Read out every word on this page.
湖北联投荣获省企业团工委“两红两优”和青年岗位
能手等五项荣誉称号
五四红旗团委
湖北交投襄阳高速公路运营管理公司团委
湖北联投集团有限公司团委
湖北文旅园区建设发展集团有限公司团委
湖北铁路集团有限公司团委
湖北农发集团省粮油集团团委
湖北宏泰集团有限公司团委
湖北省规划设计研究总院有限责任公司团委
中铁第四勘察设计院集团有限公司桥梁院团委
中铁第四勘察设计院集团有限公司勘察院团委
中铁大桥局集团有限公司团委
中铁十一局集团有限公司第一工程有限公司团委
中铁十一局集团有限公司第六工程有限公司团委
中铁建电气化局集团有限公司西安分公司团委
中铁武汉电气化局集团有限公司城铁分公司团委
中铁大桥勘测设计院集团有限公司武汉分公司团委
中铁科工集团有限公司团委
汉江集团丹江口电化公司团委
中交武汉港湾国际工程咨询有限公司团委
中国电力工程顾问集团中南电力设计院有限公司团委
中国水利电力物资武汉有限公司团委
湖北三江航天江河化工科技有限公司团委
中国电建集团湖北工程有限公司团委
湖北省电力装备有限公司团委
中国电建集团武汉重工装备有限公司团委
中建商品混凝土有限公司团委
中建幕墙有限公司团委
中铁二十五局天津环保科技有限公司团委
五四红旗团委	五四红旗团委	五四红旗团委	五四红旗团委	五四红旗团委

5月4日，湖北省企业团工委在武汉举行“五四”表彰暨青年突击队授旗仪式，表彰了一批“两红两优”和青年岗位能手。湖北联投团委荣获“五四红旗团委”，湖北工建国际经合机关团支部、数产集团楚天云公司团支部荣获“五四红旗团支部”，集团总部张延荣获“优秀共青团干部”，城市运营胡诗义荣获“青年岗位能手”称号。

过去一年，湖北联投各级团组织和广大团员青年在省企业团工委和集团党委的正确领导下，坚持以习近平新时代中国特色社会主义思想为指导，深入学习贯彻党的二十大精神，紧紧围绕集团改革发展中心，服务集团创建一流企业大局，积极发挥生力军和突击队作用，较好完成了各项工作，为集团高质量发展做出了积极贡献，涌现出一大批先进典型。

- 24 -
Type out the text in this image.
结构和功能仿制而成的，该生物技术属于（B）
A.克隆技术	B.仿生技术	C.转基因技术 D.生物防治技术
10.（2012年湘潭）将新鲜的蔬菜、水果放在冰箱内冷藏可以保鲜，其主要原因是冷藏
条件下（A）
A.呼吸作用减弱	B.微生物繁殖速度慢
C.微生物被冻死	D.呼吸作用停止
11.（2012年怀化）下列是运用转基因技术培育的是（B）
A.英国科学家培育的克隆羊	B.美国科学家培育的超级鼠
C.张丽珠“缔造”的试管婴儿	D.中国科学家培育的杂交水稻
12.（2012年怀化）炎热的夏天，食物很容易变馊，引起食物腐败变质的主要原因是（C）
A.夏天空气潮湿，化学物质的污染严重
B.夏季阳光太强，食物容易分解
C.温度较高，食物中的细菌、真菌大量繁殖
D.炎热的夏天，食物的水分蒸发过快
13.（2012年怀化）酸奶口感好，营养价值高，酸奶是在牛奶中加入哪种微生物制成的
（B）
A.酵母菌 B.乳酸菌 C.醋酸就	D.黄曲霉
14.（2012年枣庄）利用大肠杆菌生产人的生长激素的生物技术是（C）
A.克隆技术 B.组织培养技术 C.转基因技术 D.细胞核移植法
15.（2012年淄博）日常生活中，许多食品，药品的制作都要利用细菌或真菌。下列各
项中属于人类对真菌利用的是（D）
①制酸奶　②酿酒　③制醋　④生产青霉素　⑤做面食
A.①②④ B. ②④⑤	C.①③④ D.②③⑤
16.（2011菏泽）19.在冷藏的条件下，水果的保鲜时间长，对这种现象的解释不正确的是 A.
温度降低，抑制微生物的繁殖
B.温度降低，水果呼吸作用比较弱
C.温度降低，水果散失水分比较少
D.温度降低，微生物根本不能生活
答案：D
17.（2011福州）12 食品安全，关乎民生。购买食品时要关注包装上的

* * * *

Transcribe all the entries, keeping each one exactly as it is.

■ FULL OUTPUT
Read out every word on this page.
湖北联投荣获省企业团工委“两红两优”和青年岗位
能手等五项荣誉称号
五四红旗团委
湖北交投襄阳高速公路运营管理公司团委
湖北联投集团有限公司团委
湖北文旅园区建设发展集团有限公司团委
湖北铁路集团有限公司团委
湖北农发集团省粮油集团团委
湖北宏泰集团有限公司团委
湖北省规划设计研究总院有限责任公司团委
中铁第四勘察设计院集团有限公司桥梁院团委
中铁第四勘察设计院集团有限公司勘察院团委
中铁大桥局集团有限公司团委
中铁十一局集团有限公司第一工程有限公司团委
中铁十一局集团有限公司第六工程有限公司团委
中铁建电气化局集团有限公司西安分公司团委
中铁武汉电气化局集团有限公司城铁分公司团委
中铁大桥勘测设计院集团有限公司武汉分公司团委
中铁科工集团有限公司团委
汉江集团丹江口电化公司团委
中交武汉港湾国际工程咨询有限公司团委
中国电力工程顾问集团中南电力设计院有限公司团委
中国水利电力物资武汉有限公司团委
湖北三江航天江河化工科技有限公司团委
中国电建集团湖北工程有限公司团委
湖北省电力装备有限公司团委
中国电建集团武汉重工装备有限公司团委
中建商品混凝土有限公司团委
中建幕墙有限公司团委
中铁二十五局天津环保科技有限公司团委
五四红旗团委	五四红旗团委	五四红旗团委	五四红旗团委	五四红旗团委

5月4日，湖北省企业团工委在武汉举行“五四”表彰暨青年突击队授旗仪式，表彰了一批“两红两优”和青年岗位能手。湖北联投团委荣获“五四红旗团委”，湖北工建国际经合机关团支部、数产集团楚天云公司团支部荣获“五四红旗团支部”，集团总部张延荣获“优秀共青团干部”，城市运营胡诗义荣获“青年岗位能手”称号。

过去一年，湖北联投各级团组织和广大团员青年在省企业团工委和集团党委的正确领导下，坚持以习近平新时代中国特色社会主义思想为指导，深入学习贯彻党的二十大精神，紧紧围绕集团改革发展中心，服务集团创建一流企业大局，积极发挥生力军和突击队作用，较好完成了各项工作，为集团高质量发展做出了积极贡献，涌现出一大批先进典型。

- 24 -
Type out the text in this image.
结构和功能仿制而成的，该生物技术属于（B）
A.克隆技术	B.仿生技术	C.转基因技术 D.生物防治技术
10.（2012年湘潭）将新鲜的蔬菜、水果放在冰箱内冷藏可以保鲜，其主要原因是冷藏
条件下（A）
A.呼吸作用减弱	B.微生物繁殖速度慢
C.微生物被冻死	D.呼吸作用停止
11.（2012年怀化）下列是运用转基因技术培育的是（B）
A.英国科学家培育的克隆羊	B.美国科学家培育的超级鼠
C.张丽珠“缔造”的试管婴儿	D.中国科学家培育的杂交水稻
12.（2012年怀化）炎热的夏天，食物很容易变馊，引起食物腐败变质的主要原因是（C）
A.夏天空气潮湿，化学物质的污染严重
B.夏季阳光太强，食物容易分解
C.温度较高，食物中的细菌、真菌大量繁殖
D.炎热的夏天，食物的水分蒸发过快
13.（2012年怀化）酸奶口感好，营养价值高，酸奶是在牛奶中加入哪种微生物制成的
（B）
A.酵母菌 B.乳酸菌 C.醋酸就	D.黄曲霉
14.（2012年枣庄）利用大肠杆菌生产人的生长激素的生物技术是（C）
A.克隆技术 B.组织培养技术 C.转基因技术 D.细胞核移植法
15.（2012年淄博）日常生活中，许多食品，药品的制作都要利用细菌或真菌。下列各
项中属于人类对真菌利用的是（D）
①制酸奶　②酿酒　③制醋　④生产青霉素　⑤做面食
A.①②④ B. ②④⑤	C.①③④ D.②③⑤
16.（2011菏泽）19.在冷藏的条件下，水果的保鲜时间长，对这种现象的解释不正确的是 A.
温度降低，抑制微生物的繁殖
B.温度降低，水果呼吸作用比较弱
C.温度降低，水果散失水分比较少
D.温度降低，微生物根本不能生活
答案：D
17.（2011福州）12 食品安全，关乎民生。购买食品时要关注包装上的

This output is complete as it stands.